**REQUIRED ACTION 1**.
Answer these questions using the Centennial Performance article:
(a) Which company sponsored the performing arts scholarship?
(b) At what time Eastern was each episode broadcast?
(c) Who conducted the Montreal Symphony Orchestra in the 19 April 1967 episode?
**REQUIRED ACTION 2**.
Please copy the Centennial Performance article word for word, starting at the words "Centennial Performance is" and stopping after "prominent classical artists.".
**REQUIRED ACTION 3**.
In one to three sentences, explain why the featured performers appeared on the program, according to the Centennial Performance article.

**READING TEXT**.
——

- Genre: music
- Country of origin: Canada
- Original languages: English French
- No. of seasons: 1
- No. of episodes: 3

Production
- Production locations: Toronto Montreal
- Running time: 60 minutes

Original release
- Network: CBC Television Radio-Canada
- Release: 19 April – 15 November 1967

= Centennial Performance =

Canadian television miniseries

Centennial Performance is a Canadian television miniseries which aired on CBC Television's English and French networks in 1967.

==Premise==
This series featured performances by winners of a performing arts scholarship sponsored by INCO for the Canadian Centennial. They were joined by an orchestra and prominent classical artists.

==Scheduling==
The three-hour-long Centennial Performance episodes were broadcast in colour, each at 9:30 p.m. Eastern:

- 19 April 1967 Scholarship recipients Jacques Simard (Quebec City, oboe) and Irene Weiss (Calgary, piano) were featured with singer George London. Pierre Hétu conducted the Montreal Symphony Orchestra.
- 4 October 1967 Richard Gresko (Montreal, piano) and Martine van Hamel (Toronto, ballet) were the featured scholarship winners, joined by singer Maureen Forrester and ballet dancer Hazaros Surmejan. George Crum and Brian Priestman conducted the Toronto Symphony Orchestra.
- 15 November 1967 Scholarship winners Claude Corbeil (Montreal, bass) and Audrey Glass (Vancouver, soprano) were joined by Glenn Gould in Toronto and the Toronto Symphony Orchestra conducted by Vladimir Golschmann.

——

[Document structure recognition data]

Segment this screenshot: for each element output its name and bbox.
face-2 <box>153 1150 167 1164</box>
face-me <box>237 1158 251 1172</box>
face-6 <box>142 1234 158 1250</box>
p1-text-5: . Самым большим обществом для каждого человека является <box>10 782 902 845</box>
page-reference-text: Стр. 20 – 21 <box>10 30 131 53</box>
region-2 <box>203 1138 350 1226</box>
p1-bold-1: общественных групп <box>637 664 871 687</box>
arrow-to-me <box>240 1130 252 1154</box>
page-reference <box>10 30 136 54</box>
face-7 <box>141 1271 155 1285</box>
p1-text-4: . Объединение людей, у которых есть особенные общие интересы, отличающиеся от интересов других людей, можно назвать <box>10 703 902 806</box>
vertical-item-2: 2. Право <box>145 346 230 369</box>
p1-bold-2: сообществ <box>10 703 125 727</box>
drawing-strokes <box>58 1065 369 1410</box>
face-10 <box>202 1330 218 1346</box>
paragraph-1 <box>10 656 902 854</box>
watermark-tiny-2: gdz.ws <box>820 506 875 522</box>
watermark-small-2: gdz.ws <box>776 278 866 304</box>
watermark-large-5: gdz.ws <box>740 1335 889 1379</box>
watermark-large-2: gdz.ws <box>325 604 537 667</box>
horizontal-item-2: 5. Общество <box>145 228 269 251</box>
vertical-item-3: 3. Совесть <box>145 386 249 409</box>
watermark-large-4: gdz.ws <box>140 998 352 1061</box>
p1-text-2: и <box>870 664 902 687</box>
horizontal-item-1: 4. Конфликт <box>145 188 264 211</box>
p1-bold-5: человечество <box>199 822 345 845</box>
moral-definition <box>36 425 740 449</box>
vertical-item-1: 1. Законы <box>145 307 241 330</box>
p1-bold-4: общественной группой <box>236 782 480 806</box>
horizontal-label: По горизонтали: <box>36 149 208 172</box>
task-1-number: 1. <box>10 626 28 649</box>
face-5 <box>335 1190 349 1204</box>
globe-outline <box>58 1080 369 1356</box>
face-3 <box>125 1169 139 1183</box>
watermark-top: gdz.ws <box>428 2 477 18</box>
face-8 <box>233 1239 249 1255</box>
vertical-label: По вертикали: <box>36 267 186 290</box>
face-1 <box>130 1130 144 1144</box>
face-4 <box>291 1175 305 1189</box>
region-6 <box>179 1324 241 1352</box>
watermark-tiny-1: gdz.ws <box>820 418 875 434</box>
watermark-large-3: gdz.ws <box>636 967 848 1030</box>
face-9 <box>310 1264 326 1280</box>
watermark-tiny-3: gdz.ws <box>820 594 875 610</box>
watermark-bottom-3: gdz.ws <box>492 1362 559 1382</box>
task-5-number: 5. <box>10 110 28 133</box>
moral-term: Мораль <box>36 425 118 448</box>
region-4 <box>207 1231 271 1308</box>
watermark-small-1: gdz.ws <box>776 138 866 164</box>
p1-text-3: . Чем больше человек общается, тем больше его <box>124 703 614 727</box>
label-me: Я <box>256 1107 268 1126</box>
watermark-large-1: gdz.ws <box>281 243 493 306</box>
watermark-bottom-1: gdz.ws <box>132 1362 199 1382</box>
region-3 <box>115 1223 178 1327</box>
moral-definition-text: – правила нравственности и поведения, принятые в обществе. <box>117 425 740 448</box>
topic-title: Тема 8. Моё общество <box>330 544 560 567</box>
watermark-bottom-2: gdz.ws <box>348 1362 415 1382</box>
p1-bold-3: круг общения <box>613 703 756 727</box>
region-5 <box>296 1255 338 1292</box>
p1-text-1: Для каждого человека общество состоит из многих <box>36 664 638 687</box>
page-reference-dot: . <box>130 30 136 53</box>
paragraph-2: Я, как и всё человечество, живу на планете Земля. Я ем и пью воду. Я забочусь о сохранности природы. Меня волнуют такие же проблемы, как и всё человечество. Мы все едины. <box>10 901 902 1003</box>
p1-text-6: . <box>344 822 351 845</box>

——

**ANSWER SPACE 1**.
(a) INCO
(b) 9:30 p.m.
(c) Pierre Hétu

**ANSWER SPACE 2**.
Centennial Performance is a Canadian television miniseries which aired on CBC Television's English and French networks in 1967.

==Premise==
This series featured performances by winners of a performing arts scholarship sponsored by INCO for the Canadian Centennial. They were joined by an orchestra and prominent classical artists.

**ANSWER SPACE 3**.
They had won a performing arts scholarship that INCO sponsored for the Canadian Centennial. On the series, they performed alongside an orchestra and prominent classical artists.